*WHAT YOU NEED TO DO*
Copy whichever lines contain the string "machine".

*Saved entries*
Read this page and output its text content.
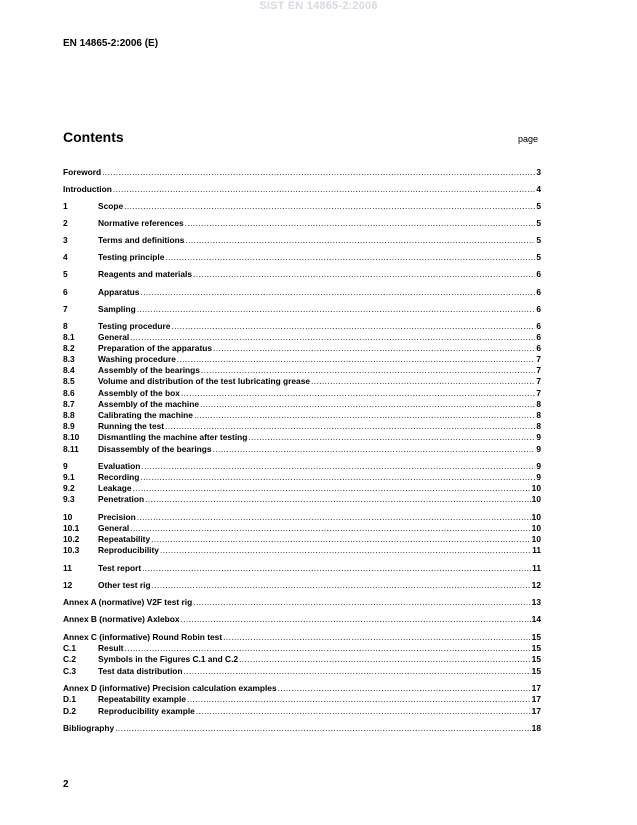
SIST EN 14865-2:2006
EN 14865-2:2006 (E)
Contents	page
Foreword .....	3
Introduction .....	4
1	Scope .....	5
2	Normative references .....	5
3	Terms and definitions .....	5
4	Testing principle .....	5
5	Reagents and materials .....	6
6	Apparatus .....	6
7	Sampling .....	6
8	Testing procedure .....	6
8.1	General .....	6
8.2	Preparation of the apparatus .....	6
8.3	Washing procedure .....	7
8.4	Assembly of the bearings .....	7
8.5	Volume and distribution of the test lubricating grease .....	7
8.6	Assembly of the box .....	7
8.7	Assembly of the machine .....	8
8.8	Calibrating the machine .....	8
8.9	Running the test .....	8
8.10	Dismantling the machine after testing .....	9
8.11	Disassembly of the bearings .....	9
9	Evaluation .....	9
9.1	Recording .....	9
9.2	Leakage .....	10
9.3	Penetration .....	10
10	Precision .....	10
10.1	General .....	10
10.2	Repeatability .....	10
10.3	Reproducibility .....	11
11	Test report .....	11
12	Other test rig .....	12
Annex A (normative) V2F test rig .....	13
Annex B (normative) Axlebox .....	14
Annex C (informative) Round Robin test .....	15
C.1	Result .....	15
C.2	Symbols in the Figures C.1 and C.2 .....	15
C.3	Test data distribution .....	15
Annex D (informative) Precision calculation examples .....	17
D.1	Repeatability example .....	17
D.2	Reproducibility example .....	17
Bibliography .....	18
2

*ANSWER TO THE EXERCISE*
8.7	Assembly of the machine .....	8
8.8	Calibrating the machine .....	8
8.10	Dismantling the machine after testing .....	9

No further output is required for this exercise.